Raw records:
%%

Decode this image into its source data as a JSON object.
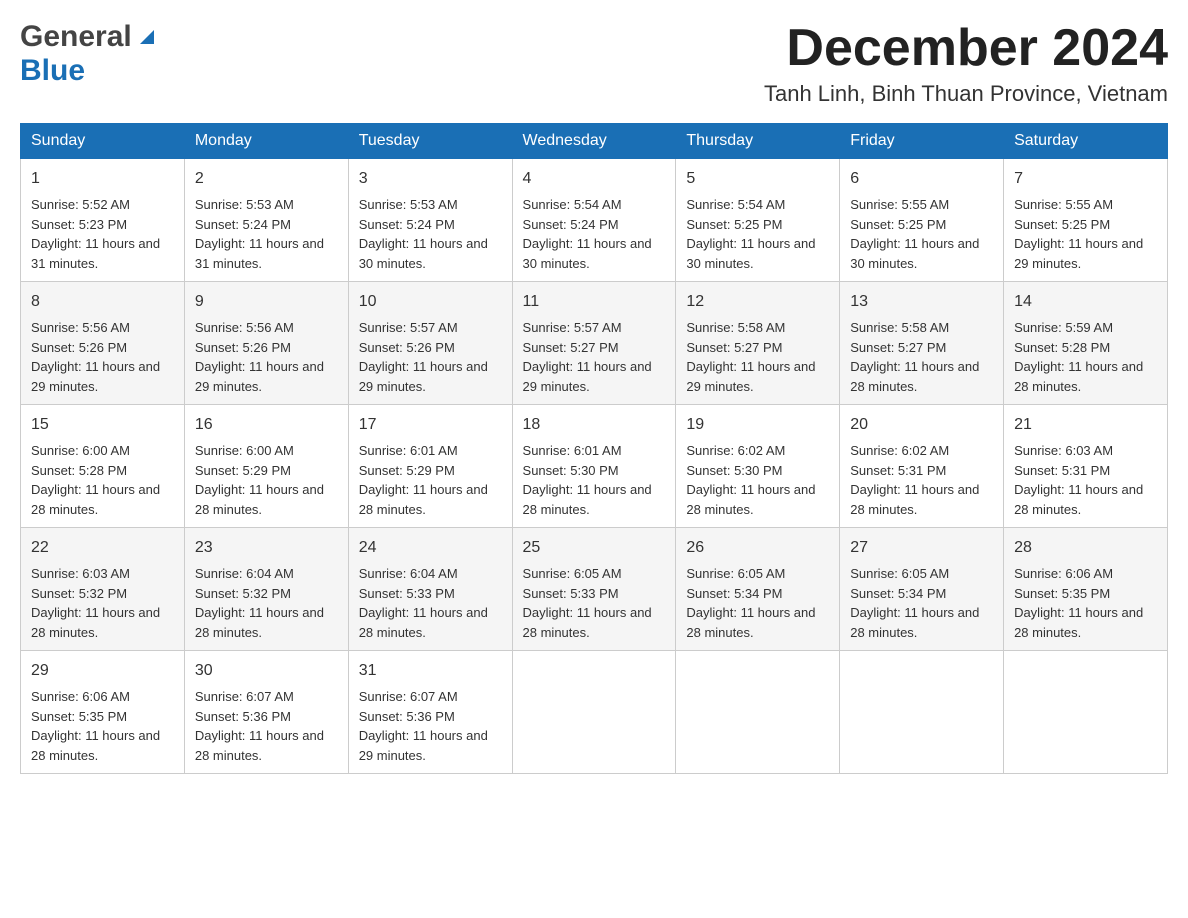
{
  "header": {
    "logo_general": "General",
    "logo_blue": "Blue",
    "month_title": "December 2024",
    "location": "Tanh Linh, Binh Thuan Province, Vietnam"
  },
  "days_of_week": [
    "Sunday",
    "Monday",
    "Tuesday",
    "Wednesday",
    "Thursday",
    "Friday",
    "Saturday"
  ],
  "weeks": [
    [
      {
        "day": "1",
        "sunrise": "5:52 AM",
        "sunset": "5:23 PM",
        "daylight": "11 hours and 31 minutes."
      },
      {
        "day": "2",
        "sunrise": "5:53 AM",
        "sunset": "5:24 PM",
        "daylight": "11 hours and 31 minutes."
      },
      {
        "day": "3",
        "sunrise": "5:53 AM",
        "sunset": "5:24 PM",
        "daylight": "11 hours and 30 minutes."
      },
      {
        "day": "4",
        "sunrise": "5:54 AM",
        "sunset": "5:24 PM",
        "daylight": "11 hours and 30 minutes."
      },
      {
        "day": "5",
        "sunrise": "5:54 AM",
        "sunset": "5:25 PM",
        "daylight": "11 hours and 30 minutes."
      },
      {
        "day": "6",
        "sunrise": "5:55 AM",
        "sunset": "5:25 PM",
        "daylight": "11 hours and 30 minutes."
      },
      {
        "day": "7",
        "sunrise": "5:55 AM",
        "sunset": "5:25 PM",
        "daylight": "11 hours and 29 minutes."
      }
    ],
    [
      {
        "day": "8",
        "sunrise": "5:56 AM",
        "sunset": "5:26 PM",
        "daylight": "11 hours and 29 minutes."
      },
      {
        "day": "9",
        "sunrise": "5:56 AM",
        "sunset": "5:26 PM",
        "daylight": "11 hours and 29 minutes."
      },
      {
        "day": "10",
        "sunrise": "5:57 AM",
        "sunset": "5:26 PM",
        "daylight": "11 hours and 29 minutes."
      },
      {
        "day": "11",
        "sunrise": "5:57 AM",
        "sunset": "5:27 PM",
        "daylight": "11 hours and 29 minutes."
      },
      {
        "day": "12",
        "sunrise": "5:58 AM",
        "sunset": "5:27 PM",
        "daylight": "11 hours and 29 minutes."
      },
      {
        "day": "13",
        "sunrise": "5:58 AM",
        "sunset": "5:27 PM",
        "daylight": "11 hours and 28 minutes."
      },
      {
        "day": "14",
        "sunrise": "5:59 AM",
        "sunset": "5:28 PM",
        "daylight": "11 hours and 28 minutes."
      }
    ],
    [
      {
        "day": "15",
        "sunrise": "6:00 AM",
        "sunset": "5:28 PM",
        "daylight": "11 hours and 28 minutes."
      },
      {
        "day": "16",
        "sunrise": "6:00 AM",
        "sunset": "5:29 PM",
        "daylight": "11 hours and 28 minutes."
      },
      {
        "day": "17",
        "sunrise": "6:01 AM",
        "sunset": "5:29 PM",
        "daylight": "11 hours and 28 minutes."
      },
      {
        "day": "18",
        "sunrise": "6:01 AM",
        "sunset": "5:30 PM",
        "daylight": "11 hours and 28 minutes."
      },
      {
        "day": "19",
        "sunrise": "6:02 AM",
        "sunset": "5:30 PM",
        "daylight": "11 hours and 28 minutes."
      },
      {
        "day": "20",
        "sunrise": "6:02 AM",
        "sunset": "5:31 PM",
        "daylight": "11 hours and 28 minutes."
      },
      {
        "day": "21",
        "sunrise": "6:03 AM",
        "sunset": "5:31 PM",
        "daylight": "11 hours and 28 minutes."
      }
    ],
    [
      {
        "day": "22",
        "sunrise": "6:03 AM",
        "sunset": "5:32 PM",
        "daylight": "11 hours and 28 minutes."
      },
      {
        "day": "23",
        "sunrise": "6:04 AM",
        "sunset": "5:32 PM",
        "daylight": "11 hours and 28 minutes."
      },
      {
        "day": "24",
        "sunrise": "6:04 AM",
        "sunset": "5:33 PM",
        "daylight": "11 hours and 28 minutes."
      },
      {
        "day": "25",
        "sunrise": "6:05 AM",
        "sunset": "5:33 PM",
        "daylight": "11 hours and 28 minutes."
      },
      {
        "day": "26",
        "sunrise": "6:05 AM",
        "sunset": "5:34 PM",
        "daylight": "11 hours and 28 minutes."
      },
      {
        "day": "27",
        "sunrise": "6:05 AM",
        "sunset": "5:34 PM",
        "daylight": "11 hours and 28 minutes."
      },
      {
        "day": "28",
        "sunrise": "6:06 AM",
        "sunset": "5:35 PM",
        "daylight": "11 hours and 28 minutes."
      }
    ],
    [
      {
        "day": "29",
        "sunrise": "6:06 AM",
        "sunset": "5:35 PM",
        "daylight": "11 hours and 28 minutes."
      },
      {
        "day": "30",
        "sunrise": "6:07 AM",
        "sunset": "5:36 PM",
        "daylight": "11 hours and 28 minutes."
      },
      {
        "day": "31",
        "sunrise": "6:07 AM",
        "sunset": "5:36 PM",
        "daylight": "11 hours and 29 minutes."
      },
      null,
      null,
      null,
      null
    ]
  ]
}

%%

Your task is to copy the entries in full and exactly, without any images.

Decode this image into its source data as a JSON object.
{
  "header": {
    "logo_general": "General",
    "logo_blue": "Blue",
    "month_title": "December 2024",
    "location": "Tanh Linh, Binh Thuan Province, Vietnam"
  },
  "days_of_week": [
    "Sunday",
    "Monday",
    "Tuesday",
    "Wednesday",
    "Thursday",
    "Friday",
    "Saturday"
  ],
  "weeks": [
    [
      {
        "day": "1",
        "sunrise": "5:52 AM",
        "sunset": "5:23 PM",
        "daylight": "11 hours and 31 minutes."
      },
      {
        "day": "2",
        "sunrise": "5:53 AM",
        "sunset": "5:24 PM",
        "daylight": "11 hours and 31 minutes."
      },
      {
        "day": "3",
        "sunrise": "5:53 AM",
        "sunset": "5:24 PM",
        "daylight": "11 hours and 30 minutes."
      },
      {
        "day": "4",
        "sunrise": "5:54 AM",
        "sunset": "5:24 PM",
        "daylight": "11 hours and 30 minutes."
      },
      {
        "day": "5",
        "sunrise": "5:54 AM",
        "sunset": "5:25 PM",
        "daylight": "11 hours and 30 minutes."
      },
      {
        "day": "6",
        "sunrise": "5:55 AM",
        "sunset": "5:25 PM",
        "daylight": "11 hours and 30 minutes."
      },
      {
        "day": "7",
        "sunrise": "5:55 AM",
        "sunset": "5:25 PM",
        "daylight": "11 hours and 29 minutes."
      }
    ],
    [
      {
        "day": "8",
        "sunrise": "5:56 AM",
        "sunset": "5:26 PM",
        "daylight": "11 hours and 29 minutes."
      },
      {
        "day": "9",
        "sunrise": "5:56 AM",
        "sunset": "5:26 PM",
        "daylight": "11 hours and 29 minutes."
      },
      {
        "day": "10",
        "sunrise": "5:57 AM",
        "sunset": "5:26 PM",
        "daylight": "11 hours and 29 minutes."
      },
      {
        "day": "11",
        "sunrise": "5:57 AM",
        "sunset": "5:27 PM",
        "daylight": "11 hours and 29 minutes."
      },
      {
        "day": "12",
        "sunrise": "5:58 AM",
        "sunset": "5:27 PM",
        "daylight": "11 hours and 29 minutes."
      },
      {
        "day": "13",
        "sunrise": "5:58 AM",
        "sunset": "5:27 PM",
        "daylight": "11 hours and 28 minutes."
      },
      {
        "day": "14",
        "sunrise": "5:59 AM",
        "sunset": "5:28 PM",
        "daylight": "11 hours and 28 minutes."
      }
    ],
    [
      {
        "day": "15",
        "sunrise": "6:00 AM",
        "sunset": "5:28 PM",
        "daylight": "11 hours and 28 minutes."
      },
      {
        "day": "16",
        "sunrise": "6:00 AM",
        "sunset": "5:29 PM",
        "daylight": "11 hours and 28 minutes."
      },
      {
        "day": "17",
        "sunrise": "6:01 AM",
        "sunset": "5:29 PM",
        "daylight": "11 hours and 28 minutes."
      },
      {
        "day": "18",
        "sunrise": "6:01 AM",
        "sunset": "5:30 PM",
        "daylight": "11 hours and 28 minutes."
      },
      {
        "day": "19",
        "sunrise": "6:02 AM",
        "sunset": "5:30 PM",
        "daylight": "11 hours and 28 minutes."
      },
      {
        "day": "20",
        "sunrise": "6:02 AM",
        "sunset": "5:31 PM",
        "daylight": "11 hours and 28 minutes."
      },
      {
        "day": "21",
        "sunrise": "6:03 AM",
        "sunset": "5:31 PM",
        "daylight": "11 hours and 28 minutes."
      }
    ],
    [
      {
        "day": "22",
        "sunrise": "6:03 AM",
        "sunset": "5:32 PM",
        "daylight": "11 hours and 28 minutes."
      },
      {
        "day": "23",
        "sunrise": "6:04 AM",
        "sunset": "5:32 PM",
        "daylight": "11 hours and 28 minutes."
      },
      {
        "day": "24",
        "sunrise": "6:04 AM",
        "sunset": "5:33 PM",
        "daylight": "11 hours and 28 minutes."
      },
      {
        "day": "25",
        "sunrise": "6:05 AM",
        "sunset": "5:33 PM",
        "daylight": "11 hours and 28 minutes."
      },
      {
        "day": "26",
        "sunrise": "6:05 AM",
        "sunset": "5:34 PM",
        "daylight": "11 hours and 28 minutes."
      },
      {
        "day": "27",
        "sunrise": "6:05 AM",
        "sunset": "5:34 PM",
        "daylight": "11 hours and 28 minutes."
      },
      {
        "day": "28",
        "sunrise": "6:06 AM",
        "sunset": "5:35 PM",
        "daylight": "11 hours and 28 minutes."
      }
    ],
    [
      {
        "day": "29",
        "sunrise": "6:06 AM",
        "sunset": "5:35 PM",
        "daylight": "11 hours and 28 minutes."
      },
      {
        "day": "30",
        "sunrise": "6:07 AM",
        "sunset": "5:36 PM",
        "daylight": "11 hours and 28 minutes."
      },
      {
        "day": "31",
        "sunrise": "6:07 AM",
        "sunset": "5:36 PM",
        "daylight": "11 hours and 29 minutes."
      },
      null,
      null,
      null,
      null
    ]
  ]
}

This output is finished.